* [EXCERPT TO READ]
○ ○ ○ ○ ○ ○ ○

The final paragraph of section 241(b)(3)(B) states the following:


[A]n alien who has been convicted of an aggravated felony (or felonies) for which the alien has been sentenced to an aggregate term of imprisonment of at least 5 years shall be considered to have committed a particularly serious crime. The previous sentence shall not preclude the Attorney General from determining that, notwithstanding the length of sentence imposed, an alien has been convicted of a particularly serious crime.

A. Previous Statutory Framework for Withholding of Deportation

The statutory provision for withholding of deportation was found at section 243(h) of the Act, 8 U.S.C. § 1253(h)(1994). When Congress enacted the Refugee Act of 1980, Pub.L. No. 96-212, 94 Stat. 102, it amended this provision to provide that withholding should be denied to an alien who, "having been convicted by a final judgment of a particularly serious crime, constitutes a danger to the community of the United States." See section 243(h)(2)(B) of the Act.

A more detailed history of withholding of deportation pursuant to section 243(h) of the Act is set forth in Matter of Q-T-M-T-, 21 IN Dec. 639, at 645-47 (BIA 1996).

The Board addressed the question of what would be a "particularly serious crime" in Matter of Frentescu, supra. See also Matter of Gonzalez, supra, modified, Matter of C-, supra. In Matter of Frentescu, the Board held that in judging the seriousness of a crime, we look to such factors as the nature of the conviction, the circumstances and underlying facts of the conviction, the type of sentence imposed, and, most importantly, whether the type and circumstances of the crime indicate that the respondent is a danger to the community. Matter of Frentescu, supra, at 247. Further, we stated that crimes against persons are more likely to be categorized as particularly serious, but that there may be instances where crimes against property will be considered to be particularly serious. Id. It was subsequently established that once an alien is found to have committed a particularly serious crime, there is no need for a separate determination to address whether the alien is a danger to the community. See Matter of K-, 20 IN Dec. 418 (BIA 1991), aff'd, Kofa v. INS, 60 F.3d 1084 (4th Cir. 1995); see also Matter of Q-T-M-T-, 21 IN Dec. 639, at 646 (BIA 1996). The Board also determined that certain crimes could be considered per se particularly serious, and therefore, once the conviction was established, there was no need to proceed to an individualized examination of the crime. See Matter of Frentescu, supra, at 247; see also Hamama v. INS, 78 F. 3d 233, 240 (6th Cir. 1996) (recognizing the Board's practice of finding that some crimes are inherently particularly serious); Ahmetovic v. INS, 62 F.3d 48, 52 (2d Cir. 1995) (upholding a Board decision which found that first degree manslaughter was an inherently particularly serious crime).

○ ○ ○ ○ ○ ○ ○

* [PROBLEM SET]
[a] In the excerpt on withholding of deportation, what sentence makes an aggravated felony conviction count as a particularly serious crime?
[b] Reproduce the part of the excerpt on withholding of deportation starting with "The final paragraph" and going on through "of a particularly serious crime.".

* [PROVIDED DATA]
○ ○ ○ ○ ○ ○ ○

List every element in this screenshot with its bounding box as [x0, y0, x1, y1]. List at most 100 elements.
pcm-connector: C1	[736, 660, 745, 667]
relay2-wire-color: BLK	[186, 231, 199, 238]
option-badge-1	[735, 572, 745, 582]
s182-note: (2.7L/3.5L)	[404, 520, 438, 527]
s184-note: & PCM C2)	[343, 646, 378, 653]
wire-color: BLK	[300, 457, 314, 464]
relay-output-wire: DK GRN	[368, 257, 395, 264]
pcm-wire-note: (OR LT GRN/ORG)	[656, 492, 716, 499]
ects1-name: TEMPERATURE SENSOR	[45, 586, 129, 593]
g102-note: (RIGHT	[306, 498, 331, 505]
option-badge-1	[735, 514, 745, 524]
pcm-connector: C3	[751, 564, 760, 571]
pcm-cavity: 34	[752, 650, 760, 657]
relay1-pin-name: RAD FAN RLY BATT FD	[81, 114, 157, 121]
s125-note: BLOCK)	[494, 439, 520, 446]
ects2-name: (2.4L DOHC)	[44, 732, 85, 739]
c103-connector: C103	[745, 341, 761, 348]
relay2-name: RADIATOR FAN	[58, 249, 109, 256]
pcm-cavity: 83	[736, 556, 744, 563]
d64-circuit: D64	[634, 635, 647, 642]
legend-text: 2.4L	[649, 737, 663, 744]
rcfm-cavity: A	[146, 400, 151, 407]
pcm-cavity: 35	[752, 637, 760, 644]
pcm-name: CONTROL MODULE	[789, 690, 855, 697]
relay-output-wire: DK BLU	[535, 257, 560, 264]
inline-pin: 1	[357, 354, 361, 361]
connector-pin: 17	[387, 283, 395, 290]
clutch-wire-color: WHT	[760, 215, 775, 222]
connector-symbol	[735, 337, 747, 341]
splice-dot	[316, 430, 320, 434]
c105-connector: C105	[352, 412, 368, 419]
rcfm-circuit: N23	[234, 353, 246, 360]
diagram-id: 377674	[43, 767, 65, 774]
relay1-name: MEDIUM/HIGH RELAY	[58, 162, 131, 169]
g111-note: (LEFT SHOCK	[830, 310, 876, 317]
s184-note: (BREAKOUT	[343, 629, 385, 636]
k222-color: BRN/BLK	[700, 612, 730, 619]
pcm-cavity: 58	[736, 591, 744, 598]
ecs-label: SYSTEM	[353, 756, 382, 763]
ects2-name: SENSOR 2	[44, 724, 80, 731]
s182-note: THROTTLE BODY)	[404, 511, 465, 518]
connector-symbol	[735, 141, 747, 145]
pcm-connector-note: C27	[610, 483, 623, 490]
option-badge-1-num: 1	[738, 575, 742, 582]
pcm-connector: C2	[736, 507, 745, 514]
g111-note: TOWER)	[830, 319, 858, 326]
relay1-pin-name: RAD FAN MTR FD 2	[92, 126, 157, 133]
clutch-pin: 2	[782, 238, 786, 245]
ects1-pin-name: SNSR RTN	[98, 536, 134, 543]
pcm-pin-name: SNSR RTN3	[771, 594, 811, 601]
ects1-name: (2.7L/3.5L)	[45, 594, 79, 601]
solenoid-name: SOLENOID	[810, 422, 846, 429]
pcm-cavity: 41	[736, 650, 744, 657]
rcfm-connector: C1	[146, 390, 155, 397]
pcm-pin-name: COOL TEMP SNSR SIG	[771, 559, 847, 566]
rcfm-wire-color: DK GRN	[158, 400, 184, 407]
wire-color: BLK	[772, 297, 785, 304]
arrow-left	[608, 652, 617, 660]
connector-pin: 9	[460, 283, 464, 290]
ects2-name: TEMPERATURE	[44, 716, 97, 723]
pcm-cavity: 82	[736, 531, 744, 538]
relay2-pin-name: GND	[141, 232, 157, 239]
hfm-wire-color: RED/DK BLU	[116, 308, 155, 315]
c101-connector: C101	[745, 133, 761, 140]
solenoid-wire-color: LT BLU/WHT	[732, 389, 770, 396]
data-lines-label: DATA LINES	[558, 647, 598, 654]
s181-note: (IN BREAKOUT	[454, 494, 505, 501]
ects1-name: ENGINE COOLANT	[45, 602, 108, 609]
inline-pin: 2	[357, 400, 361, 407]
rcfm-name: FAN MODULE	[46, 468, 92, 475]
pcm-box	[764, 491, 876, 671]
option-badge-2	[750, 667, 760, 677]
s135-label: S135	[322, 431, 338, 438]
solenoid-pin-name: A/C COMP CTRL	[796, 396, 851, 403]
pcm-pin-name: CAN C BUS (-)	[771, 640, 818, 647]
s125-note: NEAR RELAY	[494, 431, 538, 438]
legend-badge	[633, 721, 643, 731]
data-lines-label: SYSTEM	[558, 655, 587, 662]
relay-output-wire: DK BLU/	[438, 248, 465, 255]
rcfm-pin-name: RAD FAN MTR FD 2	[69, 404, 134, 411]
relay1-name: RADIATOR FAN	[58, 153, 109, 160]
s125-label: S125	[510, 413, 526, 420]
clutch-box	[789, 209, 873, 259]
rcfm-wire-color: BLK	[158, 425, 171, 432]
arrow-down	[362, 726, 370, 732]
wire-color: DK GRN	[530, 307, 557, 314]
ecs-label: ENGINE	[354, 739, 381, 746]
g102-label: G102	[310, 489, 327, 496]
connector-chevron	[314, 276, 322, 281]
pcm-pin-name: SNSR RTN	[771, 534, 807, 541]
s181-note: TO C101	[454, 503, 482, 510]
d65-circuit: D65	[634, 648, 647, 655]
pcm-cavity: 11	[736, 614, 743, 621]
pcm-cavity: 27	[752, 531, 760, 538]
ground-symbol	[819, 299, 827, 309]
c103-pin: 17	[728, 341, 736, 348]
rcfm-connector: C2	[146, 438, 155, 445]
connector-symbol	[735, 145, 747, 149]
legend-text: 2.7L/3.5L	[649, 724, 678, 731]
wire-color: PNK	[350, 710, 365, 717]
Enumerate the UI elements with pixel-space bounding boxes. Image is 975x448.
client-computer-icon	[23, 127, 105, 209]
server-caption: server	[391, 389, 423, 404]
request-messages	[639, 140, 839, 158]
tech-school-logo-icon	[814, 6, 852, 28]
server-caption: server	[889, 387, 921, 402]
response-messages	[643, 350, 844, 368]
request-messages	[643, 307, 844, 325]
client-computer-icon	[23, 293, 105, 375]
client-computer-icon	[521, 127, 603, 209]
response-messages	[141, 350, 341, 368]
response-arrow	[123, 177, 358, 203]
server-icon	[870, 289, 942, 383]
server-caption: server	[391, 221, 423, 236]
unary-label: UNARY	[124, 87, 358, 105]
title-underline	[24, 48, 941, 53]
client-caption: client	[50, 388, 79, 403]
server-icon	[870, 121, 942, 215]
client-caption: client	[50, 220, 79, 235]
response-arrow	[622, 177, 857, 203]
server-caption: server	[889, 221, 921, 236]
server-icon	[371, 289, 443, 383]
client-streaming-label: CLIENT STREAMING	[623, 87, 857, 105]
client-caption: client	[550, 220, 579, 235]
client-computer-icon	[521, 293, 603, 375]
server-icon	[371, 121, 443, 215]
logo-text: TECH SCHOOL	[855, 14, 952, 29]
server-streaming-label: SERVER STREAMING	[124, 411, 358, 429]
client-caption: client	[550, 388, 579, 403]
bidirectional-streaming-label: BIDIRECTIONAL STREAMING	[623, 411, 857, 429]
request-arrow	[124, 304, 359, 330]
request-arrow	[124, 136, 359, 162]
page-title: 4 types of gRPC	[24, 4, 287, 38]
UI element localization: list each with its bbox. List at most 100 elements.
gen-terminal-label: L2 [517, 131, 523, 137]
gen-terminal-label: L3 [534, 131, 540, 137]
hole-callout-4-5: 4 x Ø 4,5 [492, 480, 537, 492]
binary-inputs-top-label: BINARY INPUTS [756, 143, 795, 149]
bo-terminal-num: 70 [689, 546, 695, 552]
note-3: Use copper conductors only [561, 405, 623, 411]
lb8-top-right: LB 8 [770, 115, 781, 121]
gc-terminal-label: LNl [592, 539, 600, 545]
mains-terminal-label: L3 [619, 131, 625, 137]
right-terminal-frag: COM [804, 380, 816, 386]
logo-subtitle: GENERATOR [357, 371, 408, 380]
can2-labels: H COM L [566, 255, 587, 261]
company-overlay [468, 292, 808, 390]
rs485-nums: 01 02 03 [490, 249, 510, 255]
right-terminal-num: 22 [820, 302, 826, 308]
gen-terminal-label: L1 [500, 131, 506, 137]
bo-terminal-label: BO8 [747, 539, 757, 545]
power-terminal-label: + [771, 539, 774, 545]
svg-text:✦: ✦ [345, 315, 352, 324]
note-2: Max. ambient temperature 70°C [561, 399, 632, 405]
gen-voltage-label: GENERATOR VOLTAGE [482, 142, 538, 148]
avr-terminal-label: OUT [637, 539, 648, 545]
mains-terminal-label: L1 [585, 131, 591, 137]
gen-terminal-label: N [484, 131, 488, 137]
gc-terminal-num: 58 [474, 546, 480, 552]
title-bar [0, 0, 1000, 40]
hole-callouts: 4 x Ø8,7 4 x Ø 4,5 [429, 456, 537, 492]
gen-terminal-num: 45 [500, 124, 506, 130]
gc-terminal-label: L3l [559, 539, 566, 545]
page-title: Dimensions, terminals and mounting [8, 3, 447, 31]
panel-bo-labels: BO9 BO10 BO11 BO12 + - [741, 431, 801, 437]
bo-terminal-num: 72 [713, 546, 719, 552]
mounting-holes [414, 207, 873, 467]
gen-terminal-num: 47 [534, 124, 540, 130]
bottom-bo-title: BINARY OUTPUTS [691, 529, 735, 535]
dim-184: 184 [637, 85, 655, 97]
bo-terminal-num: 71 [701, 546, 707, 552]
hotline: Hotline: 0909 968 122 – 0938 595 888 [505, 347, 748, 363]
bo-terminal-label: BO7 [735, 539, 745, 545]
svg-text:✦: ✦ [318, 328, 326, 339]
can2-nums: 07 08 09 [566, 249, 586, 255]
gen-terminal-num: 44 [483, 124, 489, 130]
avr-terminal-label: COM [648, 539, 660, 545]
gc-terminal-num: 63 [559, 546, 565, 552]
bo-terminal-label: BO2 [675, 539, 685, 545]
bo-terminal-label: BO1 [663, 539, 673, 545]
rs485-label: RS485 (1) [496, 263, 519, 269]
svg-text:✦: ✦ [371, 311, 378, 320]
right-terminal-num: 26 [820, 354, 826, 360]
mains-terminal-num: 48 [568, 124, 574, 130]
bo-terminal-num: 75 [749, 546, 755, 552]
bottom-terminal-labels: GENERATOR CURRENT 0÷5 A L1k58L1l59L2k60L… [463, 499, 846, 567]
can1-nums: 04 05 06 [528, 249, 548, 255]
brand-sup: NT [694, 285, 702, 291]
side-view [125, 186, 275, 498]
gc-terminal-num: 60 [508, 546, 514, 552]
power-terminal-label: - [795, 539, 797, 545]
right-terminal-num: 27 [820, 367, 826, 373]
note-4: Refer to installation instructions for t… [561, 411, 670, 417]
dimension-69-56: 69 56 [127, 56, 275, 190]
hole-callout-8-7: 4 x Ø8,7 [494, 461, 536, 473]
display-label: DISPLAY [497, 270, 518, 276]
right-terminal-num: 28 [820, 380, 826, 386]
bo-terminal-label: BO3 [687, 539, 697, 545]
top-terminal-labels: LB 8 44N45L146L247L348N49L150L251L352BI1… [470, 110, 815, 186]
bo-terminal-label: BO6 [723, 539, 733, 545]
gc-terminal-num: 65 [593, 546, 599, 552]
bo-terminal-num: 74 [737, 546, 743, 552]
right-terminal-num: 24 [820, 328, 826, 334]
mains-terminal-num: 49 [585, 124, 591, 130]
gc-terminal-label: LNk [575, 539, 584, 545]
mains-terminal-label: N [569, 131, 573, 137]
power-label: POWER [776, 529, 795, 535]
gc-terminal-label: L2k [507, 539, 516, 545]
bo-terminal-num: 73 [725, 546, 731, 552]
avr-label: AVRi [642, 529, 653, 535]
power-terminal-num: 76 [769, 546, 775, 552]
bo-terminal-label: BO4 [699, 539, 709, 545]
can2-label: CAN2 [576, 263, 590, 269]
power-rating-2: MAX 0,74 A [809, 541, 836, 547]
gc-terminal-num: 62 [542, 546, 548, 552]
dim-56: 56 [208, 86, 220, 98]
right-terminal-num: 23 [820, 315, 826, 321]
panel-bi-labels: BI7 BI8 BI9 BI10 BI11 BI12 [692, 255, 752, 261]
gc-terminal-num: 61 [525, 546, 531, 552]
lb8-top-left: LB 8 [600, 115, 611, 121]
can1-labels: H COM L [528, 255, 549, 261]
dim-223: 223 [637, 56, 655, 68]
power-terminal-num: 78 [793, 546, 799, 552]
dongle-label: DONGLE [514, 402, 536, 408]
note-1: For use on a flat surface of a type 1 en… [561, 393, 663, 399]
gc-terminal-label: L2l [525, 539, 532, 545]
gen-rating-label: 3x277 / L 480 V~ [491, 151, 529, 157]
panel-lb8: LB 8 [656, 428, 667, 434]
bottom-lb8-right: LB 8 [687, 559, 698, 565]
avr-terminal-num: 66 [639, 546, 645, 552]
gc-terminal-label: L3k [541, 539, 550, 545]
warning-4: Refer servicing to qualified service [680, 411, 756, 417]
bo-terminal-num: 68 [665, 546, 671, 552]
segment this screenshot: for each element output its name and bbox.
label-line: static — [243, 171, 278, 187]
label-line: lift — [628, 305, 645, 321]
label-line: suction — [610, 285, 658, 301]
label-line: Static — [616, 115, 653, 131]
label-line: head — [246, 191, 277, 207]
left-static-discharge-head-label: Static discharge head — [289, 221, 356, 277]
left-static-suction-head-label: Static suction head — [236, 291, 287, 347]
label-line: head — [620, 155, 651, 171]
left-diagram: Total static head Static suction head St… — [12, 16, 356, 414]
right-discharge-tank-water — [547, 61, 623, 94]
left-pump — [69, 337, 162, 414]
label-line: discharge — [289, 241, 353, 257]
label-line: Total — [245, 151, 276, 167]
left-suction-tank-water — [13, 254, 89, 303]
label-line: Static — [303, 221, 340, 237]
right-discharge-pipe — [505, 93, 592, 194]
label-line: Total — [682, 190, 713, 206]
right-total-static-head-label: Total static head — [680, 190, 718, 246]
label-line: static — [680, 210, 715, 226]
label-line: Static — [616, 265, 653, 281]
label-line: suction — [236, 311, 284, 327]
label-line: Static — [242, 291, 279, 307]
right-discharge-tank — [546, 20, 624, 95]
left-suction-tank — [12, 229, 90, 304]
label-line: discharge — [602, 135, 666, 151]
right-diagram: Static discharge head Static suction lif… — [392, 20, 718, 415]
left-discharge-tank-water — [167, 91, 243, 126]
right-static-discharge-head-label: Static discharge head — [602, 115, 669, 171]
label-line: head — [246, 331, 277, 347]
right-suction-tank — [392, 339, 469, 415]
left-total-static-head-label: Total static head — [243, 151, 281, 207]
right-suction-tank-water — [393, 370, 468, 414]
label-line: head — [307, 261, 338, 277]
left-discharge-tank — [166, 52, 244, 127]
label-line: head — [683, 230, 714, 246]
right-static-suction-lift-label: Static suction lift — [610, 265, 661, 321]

○ ○ ○ ○ ○ ○ ○

* [WRITTEN ANSWERS]
[a] An aggregate term of imprisonment of at least 5 years.

[b]
The final paragraph of section 241(b)(3)(B) states the following:


[A]n alien who has been convicted of an aggravated felony (or felonies) for which the alien has been sentenced to an aggregate term of imprisonment of at least 5 years shall be considered to have committed a particularly serious crime. The previous sentence shall not preclude the Attorney General from determining that, notwithstanding the length of sentence imposed, an alien has been convicted of a particularly serious crime.